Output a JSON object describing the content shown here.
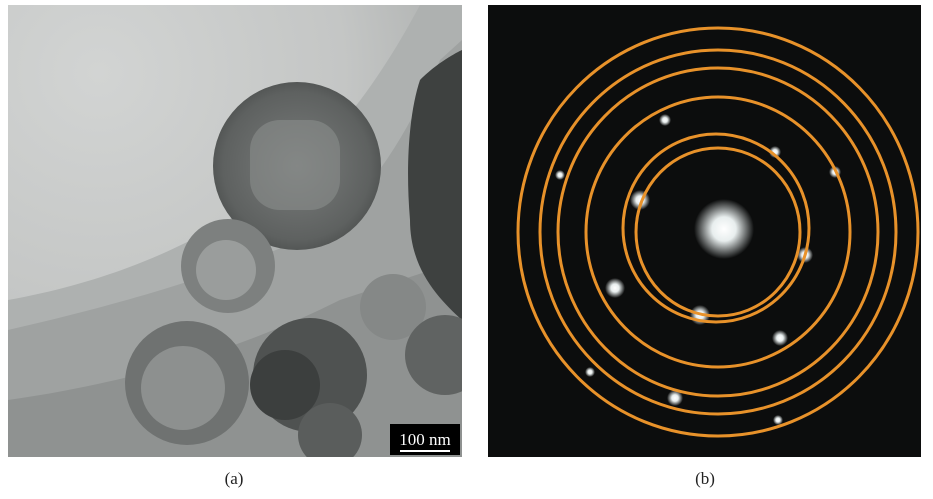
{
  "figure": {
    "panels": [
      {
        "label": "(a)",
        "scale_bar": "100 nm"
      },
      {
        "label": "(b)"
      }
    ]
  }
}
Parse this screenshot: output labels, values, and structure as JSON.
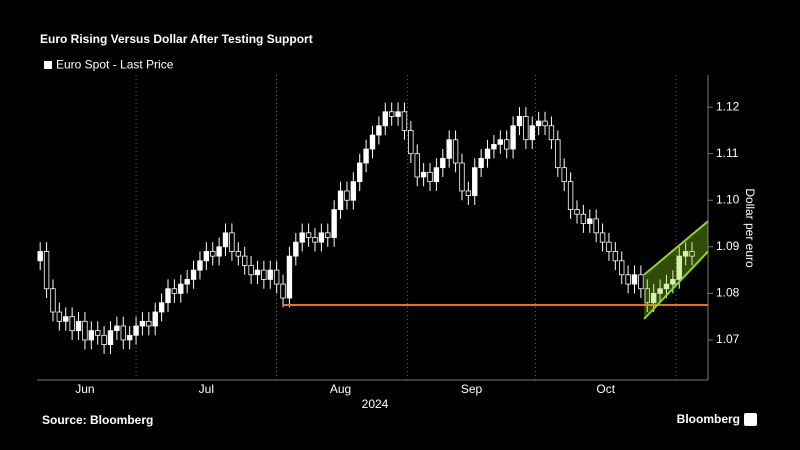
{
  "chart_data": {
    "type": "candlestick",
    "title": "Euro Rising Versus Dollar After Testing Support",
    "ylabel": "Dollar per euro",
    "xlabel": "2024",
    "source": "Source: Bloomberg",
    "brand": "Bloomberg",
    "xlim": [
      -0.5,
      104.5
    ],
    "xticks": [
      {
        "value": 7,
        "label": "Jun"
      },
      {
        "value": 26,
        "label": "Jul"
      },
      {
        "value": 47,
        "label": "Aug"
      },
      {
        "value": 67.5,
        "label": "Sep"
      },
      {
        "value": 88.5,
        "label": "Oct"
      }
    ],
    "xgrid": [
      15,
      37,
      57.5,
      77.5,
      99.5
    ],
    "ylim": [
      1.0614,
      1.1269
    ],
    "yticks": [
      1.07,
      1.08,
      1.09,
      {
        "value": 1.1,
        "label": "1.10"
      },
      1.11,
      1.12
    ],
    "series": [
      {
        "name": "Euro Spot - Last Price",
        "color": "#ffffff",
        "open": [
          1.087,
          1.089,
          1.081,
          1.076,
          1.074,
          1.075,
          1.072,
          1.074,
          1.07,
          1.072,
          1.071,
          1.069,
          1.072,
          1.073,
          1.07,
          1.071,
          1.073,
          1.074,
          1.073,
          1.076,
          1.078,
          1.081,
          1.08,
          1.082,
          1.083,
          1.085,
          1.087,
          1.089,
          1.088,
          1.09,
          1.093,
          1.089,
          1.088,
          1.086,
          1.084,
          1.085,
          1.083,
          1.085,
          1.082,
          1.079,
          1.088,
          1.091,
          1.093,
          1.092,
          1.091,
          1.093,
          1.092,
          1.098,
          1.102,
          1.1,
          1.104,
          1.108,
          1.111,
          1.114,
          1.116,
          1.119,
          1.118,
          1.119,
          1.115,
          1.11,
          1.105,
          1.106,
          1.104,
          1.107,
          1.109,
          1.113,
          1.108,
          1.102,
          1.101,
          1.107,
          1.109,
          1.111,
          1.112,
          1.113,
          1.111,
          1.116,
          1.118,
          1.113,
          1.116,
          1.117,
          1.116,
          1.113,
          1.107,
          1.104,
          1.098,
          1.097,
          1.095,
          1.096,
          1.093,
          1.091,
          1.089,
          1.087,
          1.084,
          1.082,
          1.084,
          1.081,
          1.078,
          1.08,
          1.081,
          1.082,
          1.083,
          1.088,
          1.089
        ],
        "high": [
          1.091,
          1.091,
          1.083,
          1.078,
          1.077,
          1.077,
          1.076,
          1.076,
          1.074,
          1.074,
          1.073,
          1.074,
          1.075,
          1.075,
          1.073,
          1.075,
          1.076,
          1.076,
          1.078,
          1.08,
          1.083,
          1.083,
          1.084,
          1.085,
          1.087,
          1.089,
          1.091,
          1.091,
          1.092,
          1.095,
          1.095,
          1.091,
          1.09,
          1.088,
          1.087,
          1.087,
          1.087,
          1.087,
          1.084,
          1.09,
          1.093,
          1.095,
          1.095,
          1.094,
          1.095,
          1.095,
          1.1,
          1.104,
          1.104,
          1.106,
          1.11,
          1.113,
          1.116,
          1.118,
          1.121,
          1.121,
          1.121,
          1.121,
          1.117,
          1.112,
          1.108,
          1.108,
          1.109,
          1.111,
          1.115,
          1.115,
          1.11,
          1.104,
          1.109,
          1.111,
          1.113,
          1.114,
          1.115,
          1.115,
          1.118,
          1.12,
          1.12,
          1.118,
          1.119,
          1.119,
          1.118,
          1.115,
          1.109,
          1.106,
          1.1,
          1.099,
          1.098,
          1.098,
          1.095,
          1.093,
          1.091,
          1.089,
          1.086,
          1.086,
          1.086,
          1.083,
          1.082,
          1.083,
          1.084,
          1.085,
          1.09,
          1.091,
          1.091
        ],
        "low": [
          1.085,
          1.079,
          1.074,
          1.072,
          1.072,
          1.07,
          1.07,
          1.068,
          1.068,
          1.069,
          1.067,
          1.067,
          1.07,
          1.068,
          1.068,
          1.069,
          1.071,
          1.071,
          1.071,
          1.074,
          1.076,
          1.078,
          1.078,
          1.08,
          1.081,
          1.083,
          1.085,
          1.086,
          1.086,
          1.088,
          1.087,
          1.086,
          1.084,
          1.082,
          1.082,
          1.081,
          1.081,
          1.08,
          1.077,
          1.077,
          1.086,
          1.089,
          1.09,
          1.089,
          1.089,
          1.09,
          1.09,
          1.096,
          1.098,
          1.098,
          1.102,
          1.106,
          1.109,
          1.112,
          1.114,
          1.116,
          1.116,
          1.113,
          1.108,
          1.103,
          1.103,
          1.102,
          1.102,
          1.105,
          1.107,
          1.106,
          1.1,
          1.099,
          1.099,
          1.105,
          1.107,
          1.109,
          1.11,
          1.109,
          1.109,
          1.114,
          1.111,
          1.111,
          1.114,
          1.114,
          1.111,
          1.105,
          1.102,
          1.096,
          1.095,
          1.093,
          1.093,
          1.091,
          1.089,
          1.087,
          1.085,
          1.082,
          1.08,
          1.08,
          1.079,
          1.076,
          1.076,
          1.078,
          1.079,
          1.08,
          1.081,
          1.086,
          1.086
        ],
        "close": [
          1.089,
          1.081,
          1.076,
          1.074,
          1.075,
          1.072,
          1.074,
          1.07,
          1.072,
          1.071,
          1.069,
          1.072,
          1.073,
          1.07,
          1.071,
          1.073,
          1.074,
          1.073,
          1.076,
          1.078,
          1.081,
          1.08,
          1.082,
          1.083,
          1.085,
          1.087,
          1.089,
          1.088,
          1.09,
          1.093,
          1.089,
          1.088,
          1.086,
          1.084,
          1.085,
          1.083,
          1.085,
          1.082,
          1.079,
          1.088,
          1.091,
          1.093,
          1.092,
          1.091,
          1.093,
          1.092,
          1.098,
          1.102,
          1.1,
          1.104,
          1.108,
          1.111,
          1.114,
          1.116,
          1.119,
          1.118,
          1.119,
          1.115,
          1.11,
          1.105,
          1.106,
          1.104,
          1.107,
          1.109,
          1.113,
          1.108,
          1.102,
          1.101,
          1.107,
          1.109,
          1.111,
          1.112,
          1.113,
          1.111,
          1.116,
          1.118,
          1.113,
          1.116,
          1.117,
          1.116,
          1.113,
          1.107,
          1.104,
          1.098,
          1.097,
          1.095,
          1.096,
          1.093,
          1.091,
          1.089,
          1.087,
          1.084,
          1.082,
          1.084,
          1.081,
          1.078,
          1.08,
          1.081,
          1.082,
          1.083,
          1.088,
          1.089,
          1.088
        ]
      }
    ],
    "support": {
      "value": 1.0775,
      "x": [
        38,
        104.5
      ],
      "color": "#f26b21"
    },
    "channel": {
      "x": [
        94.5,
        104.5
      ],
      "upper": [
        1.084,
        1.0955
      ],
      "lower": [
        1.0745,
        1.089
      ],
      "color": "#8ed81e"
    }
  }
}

────────────────────

Your objective -
Make an exact copy of all entries above, dropping the images.

Result below -
Output a JSON object describing the content shown here.
{
  "figure": {
    "panels": [
      {
        "label": "(a)",
        "scale_bar": "100 nm"
      },
      {
        "label": "(b)"
      }
    ]
  }
}
Parse this screenshot: output labels, values, and structure as JSON.
{
  "chart_data": {
    "type": "candlestick",
    "title": "Euro Rising Versus Dollar After Testing Support",
    "ylabel": "Dollar per euro",
    "xlabel": "2024",
    "source": "Source: Bloomberg",
    "brand": "Bloomberg",
    "xlim": [
      -0.5,
      104.5
    ],
    "xticks": [
      {
        "value": 7,
        "label": "Jun"
      },
      {
        "value": 26,
        "label": "Jul"
      },
      {
        "value": 47,
        "label": "Aug"
      },
      {
        "value": 67.5,
        "label": "Sep"
      },
      {
        "value": 88.5,
        "label": "Oct"
      }
    ],
    "xgrid": [
      15,
      37,
      57.5,
      77.5,
      99.5
    ],
    "ylim": [
      1.0614,
      1.1269
    ],
    "yticks": [
      1.07,
      1.08,
      1.09,
      {
        "value": 1.1,
        "label": "1.10"
      },
      1.11,
      1.12
    ],
    "series": [
      {
        "name": "Euro Spot - Last Price",
        "color": "#ffffff",
        "open": [
          1.087,
          1.089,
          1.081,
          1.076,
          1.074,
          1.075,
          1.072,
          1.074,
          1.07,
          1.072,
          1.071,
          1.069,
          1.072,
          1.073,
          1.07,
          1.071,
          1.073,
          1.074,
          1.073,
          1.076,
          1.078,
          1.081,
          1.08,
          1.082,
          1.083,
          1.085,
          1.087,
          1.089,
          1.088,
          1.09,
          1.093,
          1.089,
          1.088,
          1.086,
          1.084,
          1.085,
          1.083,
          1.085,
          1.082,
          1.079,
          1.088,
          1.091,
          1.093,
          1.092,
          1.091,
          1.093,
          1.092,
          1.098,
          1.102,
          1.1,
          1.104,
          1.108,
          1.111,
          1.114,
          1.116,
          1.119,
          1.118,
          1.119,
          1.115,
          1.11,
          1.105,
          1.106,
          1.104,
          1.107,
          1.109,
          1.113,
          1.108,
          1.102,
          1.101,
          1.107,
          1.109,
          1.111,
          1.112,
          1.113,
          1.111,
          1.116,
          1.118,
          1.113,
          1.116,
          1.117,
          1.116,
          1.113,
          1.107,
          1.104,
          1.098,
          1.097,
          1.095,
          1.096,
          1.093,
          1.091,
          1.089,
          1.087,
          1.084,
          1.082,
          1.084,
          1.081,
          1.078,
          1.08,
          1.081,
          1.082,
          1.083,
          1.088,
          1.089
        ],
        "high": [
          1.091,
          1.091,
          1.083,
          1.078,
          1.077,
          1.077,
          1.076,
          1.076,
          1.074,
          1.074,
          1.073,
          1.074,
          1.075,
          1.075,
          1.073,
          1.075,
          1.076,
          1.076,
          1.078,
          1.08,
          1.083,
          1.083,
          1.084,
          1.085,
          1.087,
          1.089,
          1.091,
          1.091,
          1.092,
          1.095,
          1.095,
          1.091,
          1.09,
          1.088,
          1.087,
          1.087,
          1.087,
          1.087,
          1.084,
          1.09,
          1.093,
          1.095,
          1.095,
          1.094,
          1.095,
          1.095,
          1.1,
          1.104,
          1.104,
          1.106,
          1.11,
          1.113,
          1.116,
          1.118,
          1.121,
          1.121,
          1.121,
          1.121,
          1.117,
          1.112,
          1.108,
          1.108,
          1.109,
          1.111,
          1.115,
          1.115,
          1.11,
          1.104,
          1.109,
          1.111,
          1.113,
          1.114,
          1.115,
          1.115,
          1.118,
          1.12,
          1.12,
          1.118,
          1.119,
          1.119,
          1.118,
          1.115,
          1.109,
          1.106,
          1.1,
          1.099,
          1.098,
          1.098,
          1.095,
          1.093,
          1.091,
          1.089,
          1.086,
          1.086,
          1.086,
          1.083,
          1.082,
          1.083,
          1.084,
          1.085,
          1.09,
          1.091,
          1.091
        ],
        "low": [
          1.085,
          1.079,
          1.074,
          1.072,
          1.072,
          1.07,
          1.07,
          1.068,
          1.068,
          1.069,
          1.067,
          1.067,
          1.07,
          1.068,
          1.068,
          1.069,
          1.071,
          1.071,
          1.071,
          1.074,
          1.076,
          1.078,
          1.078,
          1.08,
          1.081,
          1.083,
          1.085,
          1.086,
          1.086,
          1.088,
          1.087,
          1.086,
          1.084,
          1.082,
          1.082,
          1.081,
          1.081,
          1.08,
          1.077,
          1.077,
          1.086,
          1.089,
          1.09,
          1.089,
          1.089,
          1.09,
          1.09,
          1.096,
          1.098,
          1.098,
          1.102,
          1.106,
          1.109,
          1.112,
          1.114,
          1.116,
          1.116,
          1.113,
          1.108,
          1.103,
          1.103,
          1.102,
          1.102,
          1.105,
          1.107,
          1.106,
          1.1,
          1.099,
          1.099,
          1.105,
          1.107,
          1.109,
          1.11,
          1.109,
          1.109,
          1.114,
          1.111,
          1.111,
          1.114,
          1.114,
          1.111,
          1.105,
          1.102,
          1.096,
          1.095,
          1.093,
          1.093,
          1.091,
          1.089,
          1.087,
          1.085,
          1.082,
          1.08,
          1.08,
          1.079,
          1.076,
          1.076,
          1.078,
          1.079,
          1.08,
          1.081,
          1.086,
          1.086
        ],
        "close": [
          1.089,
          1.081,
          1.076,
          1.074,
          1.075,
          1.072,
          1.074,
          1.07,
          1.072,
          1.071,
          1.069,
          1.072,
          1.073,
          1.07,
          1.071,
          1.073,
          1.074,
          1.073,
          1.076,
          1.078,
          1.081,
          1.08,
          1.082,
          1.083,
          1.085,
          1.087,
          1.089,
          1.088,
          1.09,
          1.093,
          1.089,
          1.088,
          1.086,
          1.084,
          1.085,
          1.083,
          1.085,
          1.082,
          1.079,
          1.088,
          1.091,
          1.093,
          1.092,
          1.091,
          1.093,
          1.092,
          1.098,
          1.102,
          1.1,
          1.104,
          1.108,
          1.111,
          1.114,
          1.116,
          1.119,
          1.118,
          1.119,
          1.115,
          1.11,
          1.105,
          1.106,
          1.104,
          1.107,
          1.109,
          1.113,
          1.108,
          1.102,
          1.101,
          1.107,
          1.109,
          1.111,
          1.112,
          1.113,
          1.111,
          1.116,
          1.118,
          1.113,
          1.116,
          1.117,
          1.116,
          1.113,
          1.107,
          1.104,
          1.098,
          1.097,
          1.095,
          1.096,
          1.093,
          1.091,
          1.089,
          1.087,
          1.084,
          1.082,
          1.084,
          1.081,
          1.078,
          1.08,
          1.081,
          1.082,
          1.083,
          1.088,
          1.089,
          1.088
        ]
      }
    ],
    "support": {
      "value": 1.0775,
      "x": [
        38,
        104.5
      ],
      "color": "#f26b21"
    },
    "channel": {
      "x": [
        94.5,
        104.5
      ],
      "upper": [
        1.084,
        1.0955
      ],
      "lower": [
        1.0745,
        1.089
      ],
      "color": "#8ed81e"
    }
  }
}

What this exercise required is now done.